WORK INSTRUCTIONS >>
Find every line in the records below that holds the word "JSON" and copy it.

RECORDED INFORMATION >>
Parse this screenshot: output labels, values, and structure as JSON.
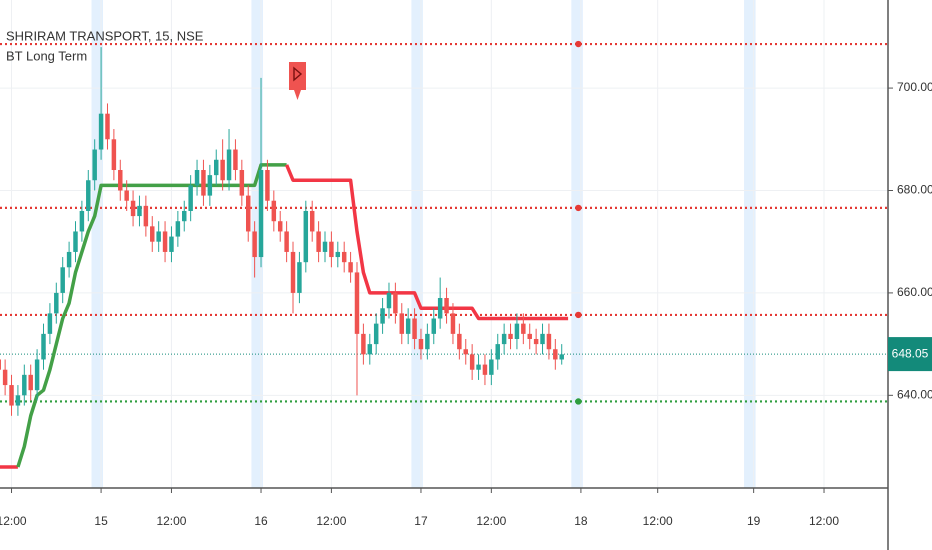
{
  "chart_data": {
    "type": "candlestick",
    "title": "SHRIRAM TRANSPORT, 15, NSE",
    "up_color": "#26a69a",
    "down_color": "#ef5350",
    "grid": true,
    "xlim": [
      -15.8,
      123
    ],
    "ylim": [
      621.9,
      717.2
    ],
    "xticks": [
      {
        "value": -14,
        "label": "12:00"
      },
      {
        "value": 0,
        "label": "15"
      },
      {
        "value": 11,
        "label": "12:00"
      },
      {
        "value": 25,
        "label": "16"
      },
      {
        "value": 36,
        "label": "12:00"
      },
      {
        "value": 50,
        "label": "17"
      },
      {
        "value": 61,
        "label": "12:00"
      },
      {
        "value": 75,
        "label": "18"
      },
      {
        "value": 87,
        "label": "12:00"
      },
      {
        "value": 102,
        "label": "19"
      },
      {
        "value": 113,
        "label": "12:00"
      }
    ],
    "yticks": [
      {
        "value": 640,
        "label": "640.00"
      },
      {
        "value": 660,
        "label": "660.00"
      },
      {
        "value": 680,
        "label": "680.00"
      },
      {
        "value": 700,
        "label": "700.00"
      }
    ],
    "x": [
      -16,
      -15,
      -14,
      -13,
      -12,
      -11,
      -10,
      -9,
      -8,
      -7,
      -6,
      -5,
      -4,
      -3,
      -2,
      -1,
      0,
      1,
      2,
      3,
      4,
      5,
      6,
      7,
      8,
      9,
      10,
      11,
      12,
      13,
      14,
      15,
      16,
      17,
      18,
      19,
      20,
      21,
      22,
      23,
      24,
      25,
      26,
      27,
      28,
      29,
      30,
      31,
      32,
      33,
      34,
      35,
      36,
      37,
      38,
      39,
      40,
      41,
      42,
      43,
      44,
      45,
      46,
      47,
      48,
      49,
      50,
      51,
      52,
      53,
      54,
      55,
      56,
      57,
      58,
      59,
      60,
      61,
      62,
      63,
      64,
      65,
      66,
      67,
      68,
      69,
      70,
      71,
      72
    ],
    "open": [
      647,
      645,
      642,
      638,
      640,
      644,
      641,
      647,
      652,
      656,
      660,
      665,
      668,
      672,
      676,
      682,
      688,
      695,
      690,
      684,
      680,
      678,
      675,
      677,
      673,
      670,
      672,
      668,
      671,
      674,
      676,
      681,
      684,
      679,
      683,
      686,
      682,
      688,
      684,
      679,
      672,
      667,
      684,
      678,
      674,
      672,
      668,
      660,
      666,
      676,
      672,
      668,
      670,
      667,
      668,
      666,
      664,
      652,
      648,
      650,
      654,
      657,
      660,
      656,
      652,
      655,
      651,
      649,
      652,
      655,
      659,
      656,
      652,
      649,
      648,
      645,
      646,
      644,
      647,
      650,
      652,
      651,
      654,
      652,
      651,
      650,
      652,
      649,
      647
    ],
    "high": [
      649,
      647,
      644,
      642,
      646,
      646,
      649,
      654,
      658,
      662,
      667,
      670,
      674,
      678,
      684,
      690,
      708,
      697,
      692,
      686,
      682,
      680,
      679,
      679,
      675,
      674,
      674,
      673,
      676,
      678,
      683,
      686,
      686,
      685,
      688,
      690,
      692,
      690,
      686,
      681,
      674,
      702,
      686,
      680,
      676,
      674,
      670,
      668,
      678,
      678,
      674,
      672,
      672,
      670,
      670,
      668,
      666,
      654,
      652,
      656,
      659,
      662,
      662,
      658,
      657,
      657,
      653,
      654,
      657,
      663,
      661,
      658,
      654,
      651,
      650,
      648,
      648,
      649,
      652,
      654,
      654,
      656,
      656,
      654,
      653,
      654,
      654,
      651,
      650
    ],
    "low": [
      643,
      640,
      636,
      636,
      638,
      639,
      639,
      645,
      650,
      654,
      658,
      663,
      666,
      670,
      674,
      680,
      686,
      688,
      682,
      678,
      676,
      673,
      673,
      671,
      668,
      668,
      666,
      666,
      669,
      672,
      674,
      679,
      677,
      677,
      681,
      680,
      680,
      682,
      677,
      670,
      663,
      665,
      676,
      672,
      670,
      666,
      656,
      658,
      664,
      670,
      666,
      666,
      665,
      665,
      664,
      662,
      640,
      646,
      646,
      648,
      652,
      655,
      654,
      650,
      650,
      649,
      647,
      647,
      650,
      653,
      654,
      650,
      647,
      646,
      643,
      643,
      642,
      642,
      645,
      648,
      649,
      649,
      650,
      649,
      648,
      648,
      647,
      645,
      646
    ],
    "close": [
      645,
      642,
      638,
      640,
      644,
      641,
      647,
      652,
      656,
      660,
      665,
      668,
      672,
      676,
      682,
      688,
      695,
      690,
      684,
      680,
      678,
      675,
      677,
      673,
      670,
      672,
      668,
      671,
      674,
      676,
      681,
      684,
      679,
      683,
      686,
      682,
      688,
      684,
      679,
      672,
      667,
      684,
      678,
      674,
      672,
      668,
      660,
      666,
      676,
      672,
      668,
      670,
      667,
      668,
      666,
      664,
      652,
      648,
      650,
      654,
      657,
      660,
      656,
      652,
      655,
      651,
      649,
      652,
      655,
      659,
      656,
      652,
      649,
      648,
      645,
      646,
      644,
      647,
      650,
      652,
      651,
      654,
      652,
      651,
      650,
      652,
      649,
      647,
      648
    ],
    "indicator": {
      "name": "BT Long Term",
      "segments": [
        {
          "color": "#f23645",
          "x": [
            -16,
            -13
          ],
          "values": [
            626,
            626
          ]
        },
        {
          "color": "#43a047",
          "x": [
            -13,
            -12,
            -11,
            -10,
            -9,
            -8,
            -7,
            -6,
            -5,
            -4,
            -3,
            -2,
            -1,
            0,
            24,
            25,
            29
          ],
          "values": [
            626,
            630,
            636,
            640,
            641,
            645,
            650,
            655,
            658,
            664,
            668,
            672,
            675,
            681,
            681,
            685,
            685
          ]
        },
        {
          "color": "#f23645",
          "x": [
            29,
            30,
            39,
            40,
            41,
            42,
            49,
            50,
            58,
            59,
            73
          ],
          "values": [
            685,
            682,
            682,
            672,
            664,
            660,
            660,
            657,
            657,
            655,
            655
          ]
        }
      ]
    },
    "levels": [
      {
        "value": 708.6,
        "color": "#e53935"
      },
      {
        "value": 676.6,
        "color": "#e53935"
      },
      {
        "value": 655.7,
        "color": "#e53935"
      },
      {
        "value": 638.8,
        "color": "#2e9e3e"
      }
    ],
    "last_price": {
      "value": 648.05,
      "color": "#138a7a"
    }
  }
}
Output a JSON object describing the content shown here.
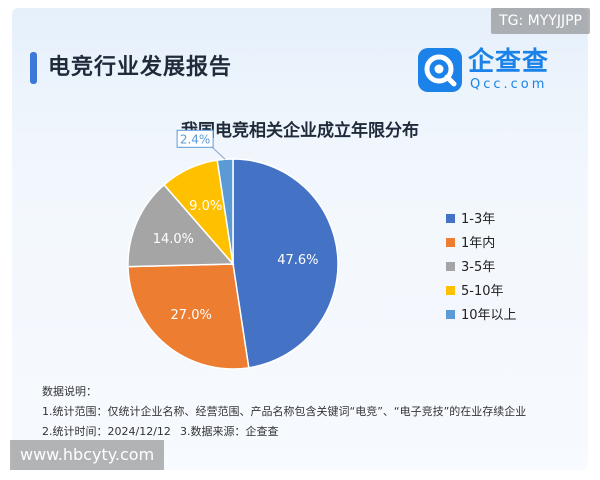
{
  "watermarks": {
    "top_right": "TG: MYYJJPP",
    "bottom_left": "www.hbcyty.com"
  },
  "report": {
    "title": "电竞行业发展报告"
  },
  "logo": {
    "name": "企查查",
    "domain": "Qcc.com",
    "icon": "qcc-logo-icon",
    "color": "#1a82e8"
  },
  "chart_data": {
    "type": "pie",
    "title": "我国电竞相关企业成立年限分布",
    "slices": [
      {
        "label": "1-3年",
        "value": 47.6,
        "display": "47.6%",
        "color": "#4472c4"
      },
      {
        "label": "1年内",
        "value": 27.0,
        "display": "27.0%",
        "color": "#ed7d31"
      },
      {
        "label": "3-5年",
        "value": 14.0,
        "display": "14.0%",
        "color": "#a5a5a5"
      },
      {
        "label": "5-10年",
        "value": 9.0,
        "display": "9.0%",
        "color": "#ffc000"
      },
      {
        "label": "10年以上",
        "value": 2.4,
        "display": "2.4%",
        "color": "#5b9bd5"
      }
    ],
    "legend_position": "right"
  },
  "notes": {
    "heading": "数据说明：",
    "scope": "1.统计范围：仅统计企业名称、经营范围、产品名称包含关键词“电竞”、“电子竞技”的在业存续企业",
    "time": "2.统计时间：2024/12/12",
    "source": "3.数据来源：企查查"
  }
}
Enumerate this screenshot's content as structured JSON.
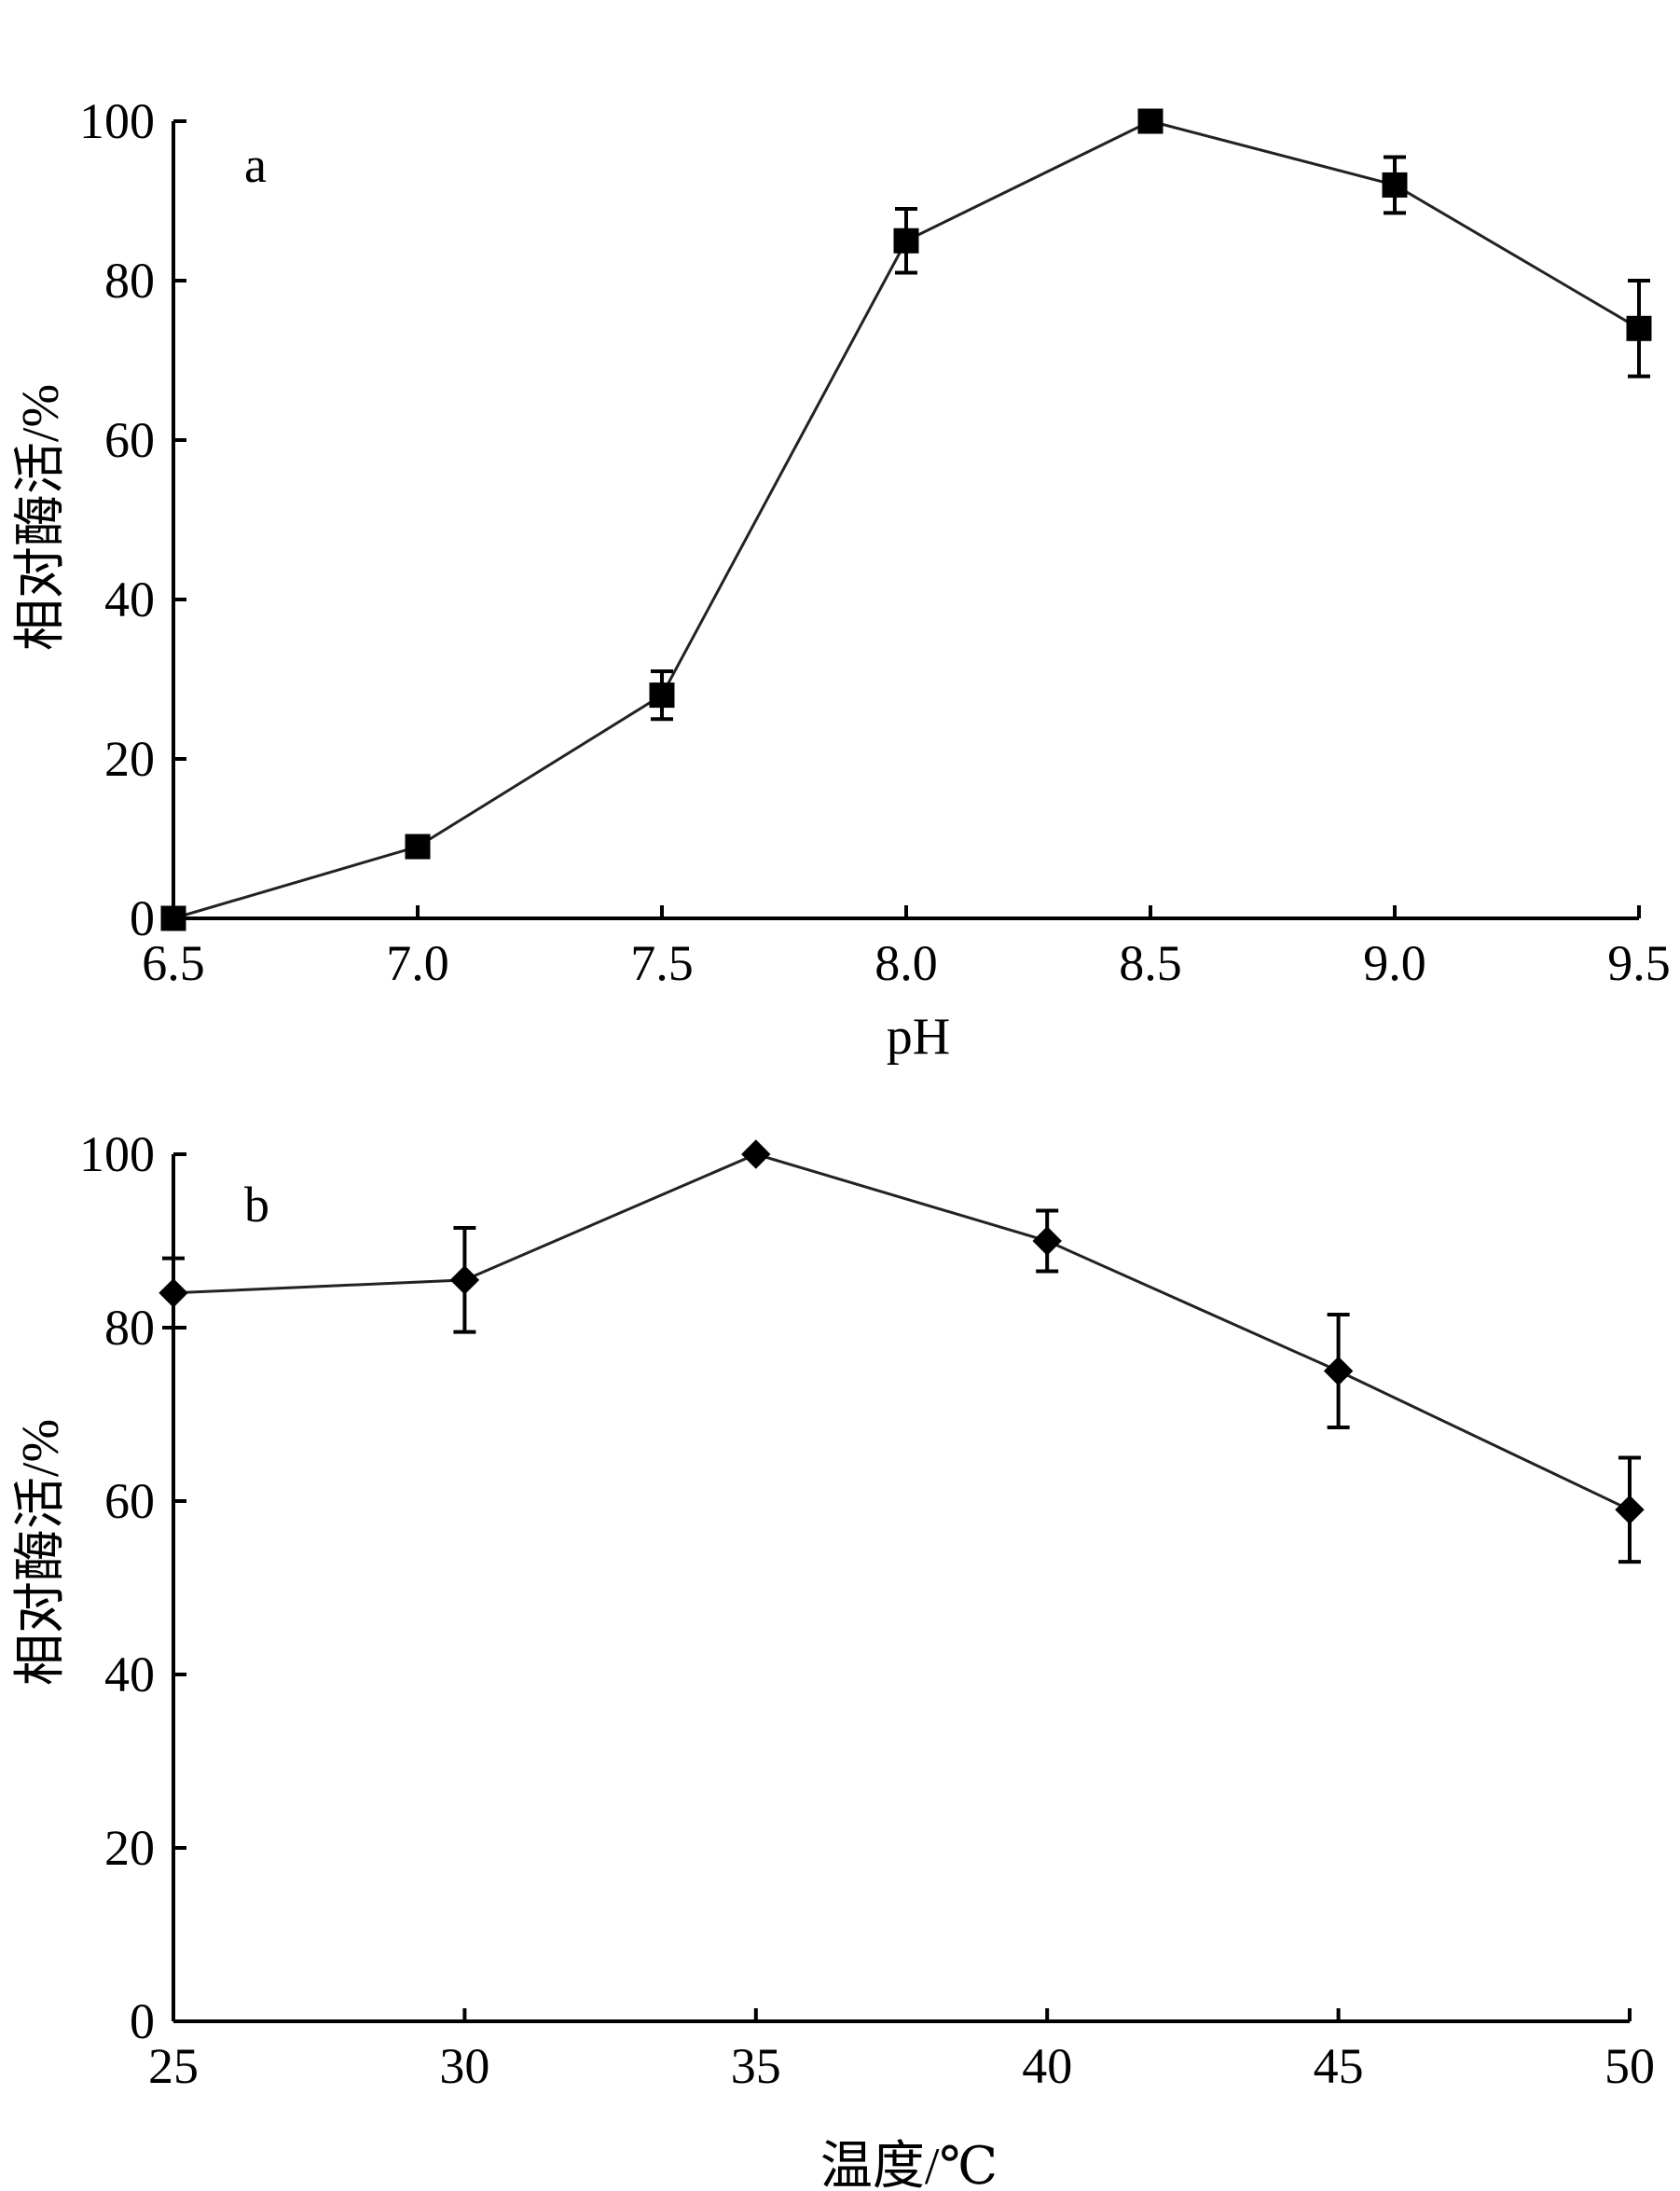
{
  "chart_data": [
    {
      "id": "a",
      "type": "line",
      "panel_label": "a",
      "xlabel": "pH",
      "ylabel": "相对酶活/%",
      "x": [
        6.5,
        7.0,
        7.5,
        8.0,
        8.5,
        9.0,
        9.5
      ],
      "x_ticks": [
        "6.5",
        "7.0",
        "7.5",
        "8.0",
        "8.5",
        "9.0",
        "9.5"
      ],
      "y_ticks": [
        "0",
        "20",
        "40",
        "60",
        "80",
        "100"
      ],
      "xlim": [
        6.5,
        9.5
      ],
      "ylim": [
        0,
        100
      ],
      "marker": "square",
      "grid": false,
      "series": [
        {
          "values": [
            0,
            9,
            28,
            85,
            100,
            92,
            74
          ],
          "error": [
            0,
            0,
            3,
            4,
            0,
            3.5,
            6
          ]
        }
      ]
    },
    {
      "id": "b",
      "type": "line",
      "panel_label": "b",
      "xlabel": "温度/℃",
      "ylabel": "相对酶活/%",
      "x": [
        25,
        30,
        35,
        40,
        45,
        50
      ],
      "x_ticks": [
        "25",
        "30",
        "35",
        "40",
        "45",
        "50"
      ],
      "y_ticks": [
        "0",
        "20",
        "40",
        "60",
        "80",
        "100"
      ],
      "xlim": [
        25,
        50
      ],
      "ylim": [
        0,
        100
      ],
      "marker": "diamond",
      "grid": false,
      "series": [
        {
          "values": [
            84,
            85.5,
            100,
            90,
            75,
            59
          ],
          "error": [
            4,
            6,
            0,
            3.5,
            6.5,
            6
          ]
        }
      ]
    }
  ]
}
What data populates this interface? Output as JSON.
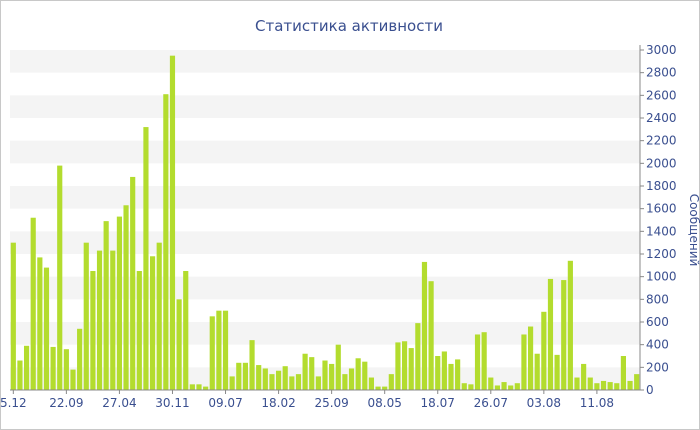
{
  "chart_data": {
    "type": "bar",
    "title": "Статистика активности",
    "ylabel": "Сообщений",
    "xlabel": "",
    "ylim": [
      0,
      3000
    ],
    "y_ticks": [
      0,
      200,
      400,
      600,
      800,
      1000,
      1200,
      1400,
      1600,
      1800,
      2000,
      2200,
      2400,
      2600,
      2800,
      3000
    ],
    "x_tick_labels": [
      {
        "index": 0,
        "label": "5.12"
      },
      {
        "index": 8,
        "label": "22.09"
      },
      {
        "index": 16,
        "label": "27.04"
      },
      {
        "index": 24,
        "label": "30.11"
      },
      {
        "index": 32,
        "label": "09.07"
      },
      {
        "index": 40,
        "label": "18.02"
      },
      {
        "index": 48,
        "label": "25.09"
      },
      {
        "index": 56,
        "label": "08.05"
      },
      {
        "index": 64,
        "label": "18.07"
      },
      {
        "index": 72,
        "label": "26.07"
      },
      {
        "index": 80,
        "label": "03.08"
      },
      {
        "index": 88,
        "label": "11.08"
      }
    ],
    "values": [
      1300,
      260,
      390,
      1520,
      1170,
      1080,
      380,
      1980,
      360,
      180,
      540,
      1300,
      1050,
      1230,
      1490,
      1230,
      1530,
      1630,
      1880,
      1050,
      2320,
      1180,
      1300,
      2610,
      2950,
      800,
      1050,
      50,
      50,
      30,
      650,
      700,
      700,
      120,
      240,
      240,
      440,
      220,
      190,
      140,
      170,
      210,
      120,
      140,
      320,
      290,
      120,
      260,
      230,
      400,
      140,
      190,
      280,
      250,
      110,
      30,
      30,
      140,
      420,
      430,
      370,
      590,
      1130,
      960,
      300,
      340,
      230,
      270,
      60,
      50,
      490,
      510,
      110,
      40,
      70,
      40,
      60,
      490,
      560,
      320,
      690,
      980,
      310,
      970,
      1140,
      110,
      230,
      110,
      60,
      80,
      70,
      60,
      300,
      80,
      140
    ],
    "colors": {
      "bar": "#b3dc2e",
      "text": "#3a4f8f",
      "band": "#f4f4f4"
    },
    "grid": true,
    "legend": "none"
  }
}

REPLY TO THE TASK >>
Parse this screenshot: output labels, values, and structure as JSON.
Output a JSON object describing the content shown here.
Enumerate this screenshot's content as structured JSON.
What data populates this interface? Output as JSON.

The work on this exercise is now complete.